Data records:
-.-.-
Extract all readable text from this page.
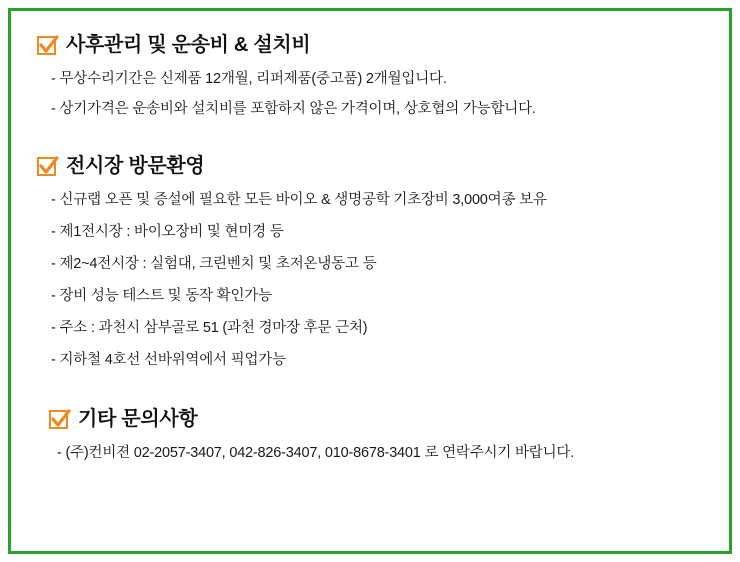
사후관리 및 운송비 & 설치비
- 무상수리기간은 신제품 12개월, 리퍼제품(중고품) 2개월입니다.
- 상기가격은 운송비와 설치비를 포함하지 않은 가격이며, 상호협의 가능합니다.
전시장 방문환영
- 신규랩 오픈 및 증설에 필요한 모든 바이오 & 생명공학 기초장비 3,000여종 보유
- 제1전시장 : 바이오장비 및 현미경 등
- 제2~4전시장 : 실험대, 크린벤치 및 초저온냉동고 등
- 장비 성능 테스트 및 동작 확인가능
- 주소 : 과천시 삼부골로 51 (과천 경마장 후문 근처)
- 지하철 4호선 선바위역에서 픽업가능
기타 문의사항
- (주)컨비젼 02-2057-3407, 042-826-3407, 010-8678-3401 로 연락주시기 바랍니다.
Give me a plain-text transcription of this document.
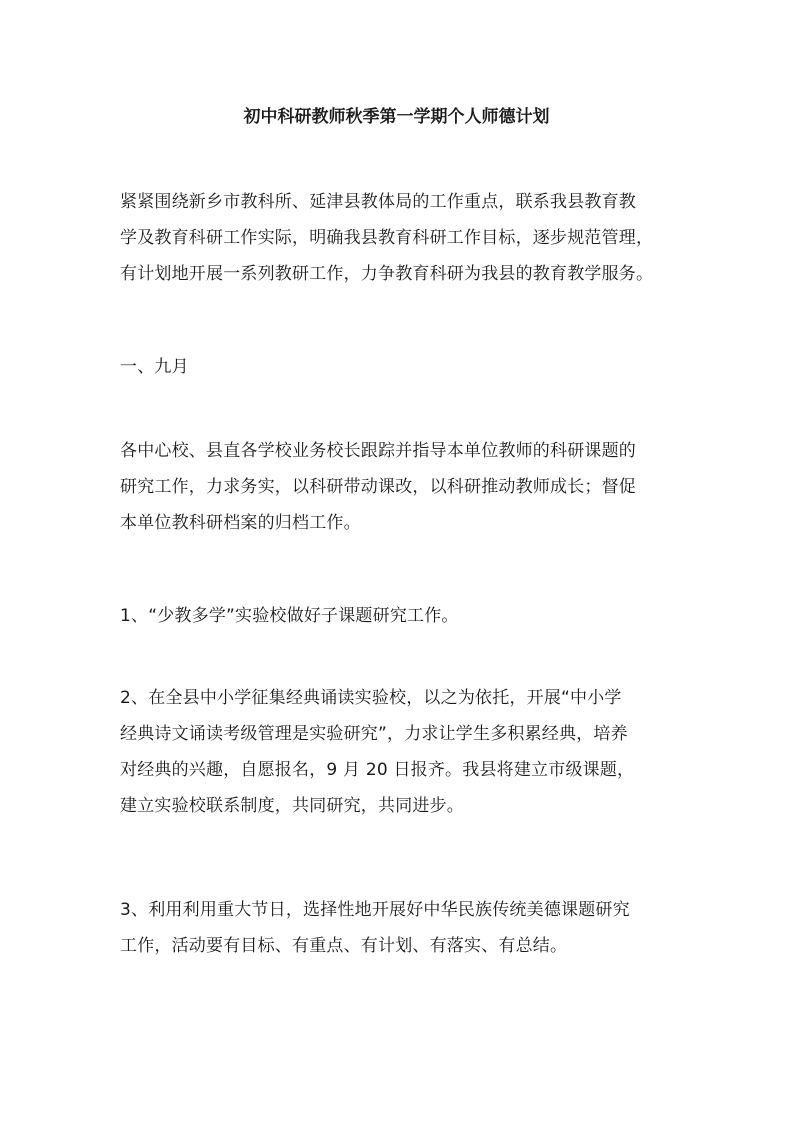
初中科研教师秋季第一学期个人师德计划

紧紧围绕新乡市教科所、延津县教体局的工作重点，联系我县教育教
学及教育科研工作实际，明确我县教育科研工作目标，逐步规范管理，
有计划地开展一系列教研工作，力争教育科研为我县的教育教学服务。

一、九月

各中心校、县直各学校业务校长跟踪并指导本单位教师的科研课题的
研究工作，力求务实，以科研带动课改，以科研推动教师成长；督促
本单位教科研档案的归档工作。

1、“少教多学”实验校做好子课题研究工作。

2、在全县中小学征集经典诵读实验校，以之为依托，开展“中小学
经典诗文诵读考级管理是实验研究”，力求让学生多积累经典，培养
对经典的兴趣，自愿报名，9 月 20 日报齐。我县将建立市级课题，
建立实验校联系制度，共同研究，共同进步。

3、利用利用重大节日，选择性地开展好中华民族传统美德课题研究
工作，活动要有目标、有重点、有计划、有落实、有总结。
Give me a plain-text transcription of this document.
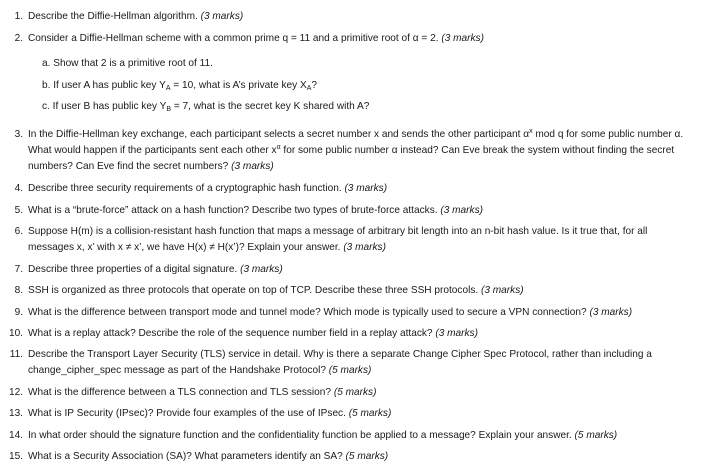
1. Describe the Diffie-Hellman algorithm. (3 marks)
2. Consider a Diffie-Hellman scheme with a common prime q = 11 and a primitive root of α = 2. (3 marks)
a. Show that 2 is a primitive root of 11.
b. If user A has public key $Y_A = 10$, what is A’s private key $X_A$?
c. If user B has public key $Y_B = 7$, what is the secret key K shared with A?
3. In the Diffie-Hellman key exchange, each participant selects a secret number x and sends the other participant $\alpha^x$ mod q for some public number α.
What would happen if the participants sent each other $x^\alpha$ for some public number α instead? Can Eve break the system without finding the secret
numbers? Can Eve find the secret numbers? (3 marks)
4. Describe three security requirements of a cryptographic hash function. (3 marks)
5. What is a “brute-force” attack on a hash function? Describe two types of brute-force attacks. (3 marks)
6. Suppose H(m) is a collision-resistant hash function that maps a message of arbitrary bit length into an n-bit hash value. Is it true that, for all
messages x, x’ with x ≠ x’, we have H(x) ≠ H(x’)? Explain your answer. (3 marks)
7. Describe three properties of a digital signature. (3 marks)
8. SSH is organized as three protocols that operate on top of TCP. Describe these three SSH protocols. (3 marks)
9. What is the difference between transport mode and tunnel mode? Which mode is typically used to secure a VPN connection? (3 marks)
10. What is a replay attack? Describe the role of the sequence number field in a replay attack? (3 marks)
11. Describe the Transport Layer Security (TLS) service in detail. Why is there a separate Change Cipher Spec Protocol, rather than including a
change_cipher_spec message as part of the Handshake Protocol? (5 marks)
12. What is the difference between a TLS connection and TLS session? (5 marks)
13. What is IP Security (IPsec)? Provide four examples of the use of IPsec. (5 marks)
14. In what order should the signature function and the confidentiality function be applied to a message? Explain your answer. (5 marks)
15. What is a Security Association (SA)? What parameters identify an SA? (5 marks)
-.-.-
OBJECTIVE
The records above should be reproduced exactly, with no pictures included.

WRITTEN RESPONSE
Extract all readable text from this page.
사후관리 및 운송비 & 설치비
- 무상수리기간은 신제품 12개월, 리퍼제품(중고품) 2개월입니다.
- 상기가격은 운송비와 설치비를 포함하지 않은 가격이며, 상호협의 가능합니다.
전시장 방문환영
- 신규랩 오픈 및 증설에 필요한 모든 바이오 & 생명공학 기초장비 3,000여종 보유
- 제1전시장 : 바이오장비 및 현미경 등
- 제2~4전시장 : 실험대, 크린벤치 및 초저온냉동고 등
- 장비 성능 테스트 및 동작 확인가능
- 주소 : 과천시 삼부골로 51 (과천 경마장 후문 근처)
- 지하철 4호선 선바위역에서 픽업가능
기타 문의사항
- (주)컨비젼 02-2057-3407, 042-826-3407, 010-8678-3401 로 연락주시기 바랍니다.
Give me a plain-text transcription of this document.
初中科研教师秋季第一学期个人师德计划

紧紧围绕新乡市教科所、延津县教体局的工作重点，联系我县教育教
学及教育科研工作实际，明确我县教育科研工作目标，逐步规范管理，
有计划地开展一系列教研工作，力争教育科研为我县的教育教学服务。

一、九月

各中心校、县直各学校业务校长跟踪并指导本单位教师的科研课题的
研究工作，力求务实，以科研带动课改，以科研推动教师成长；督促
本单位教科研档案的归档工作。

1、“少教多学”实验校做好子课题研究工作。

2、在全县中小学征集经典诵读实验校，以之为依托，开展“中小学
经典诗文诵读考级管理是实验研究”，力求让学生多积累经典，培养
对经典的兴趣，自愿报名，9 月 20 日报齐。我县将建立市级课题，
建立实验校联系制度，共同研究，共同进步。

3、利用利用重大节日，选择性地开展好中华民族传统美德课题研究
工作，活动要有目标、有重点、有计划、有落实、有总结。
Give me a plain-text transcription of this document.
1. Describe the Diffie-Hellman algorithm. (3 marks)
2. Consider a Diffie-Hellman scheme with a common prime q = 11 and a primitive root of α = 2. (3 marks)
a. Show that 2 is a primitive root of 11.
b. If user A has public key $Y_A = 10$, what is A’s private key $X_A$?
c. If user B has public key $Y_B = 7$, what is the secret key K shared with A?
3. In the Diffie-Hellman key exchange, each participant selects a secret number x and sends the other participant $\alpha^x$ mod q for some public number α.
What would happen if the participants sent each other $x^\alpha$ for some public number α instead? Can Eve break the system without finding the secret
numbers? Can Eve find the secret numbers? (3 marks)
4. Describe three security requirements of a cryptographic hash function. (3 marks)
5. What is a “brute-force” attack on a hash function? Describe two types of brute-force attacks. (3 marks)
6. Suppose H(m) is a collision-resistant hash function that maps a message of arbitrary bit length into an n-bit hash value. Is it true that, for all
messages x, x’ with x ≠ x’, we have H(x) ≠ H(x’)? Explain your answer. (3 marks)
7. Describe three properties of a digital signature. (3 marks)
8. SSH is organized as three protocols that operate on top of TCP. Describe these three SSH protocols. (3 marks)
9. What is the difference between transport mode and tunnel mode? Which mode is typically used to secure a VPN connection? (3 marks)
10. What is a replay attack? Describe the role of the sequence number field in a replay attack? (3 marks)
11. Describe the Transport Layer Security (TLS) service in detail. Why is there a separate Change Cipher Spec Protocol, rather than including a
change_cipher_spec message as part of the Handshake Protocol? (5 marks)
12. What is the difference between a TLS connection and TLS session? (5 marks)
13. What is IP Security (IPsec)? Provide four examples of the use of IPsec. (5 marks)
14. In what order should the signature function and the confidentiality function be applied to a message? Explain your answer. (5 marks)
15. What is a Security Association (SA)? What parameters identify an SA? (5 marks)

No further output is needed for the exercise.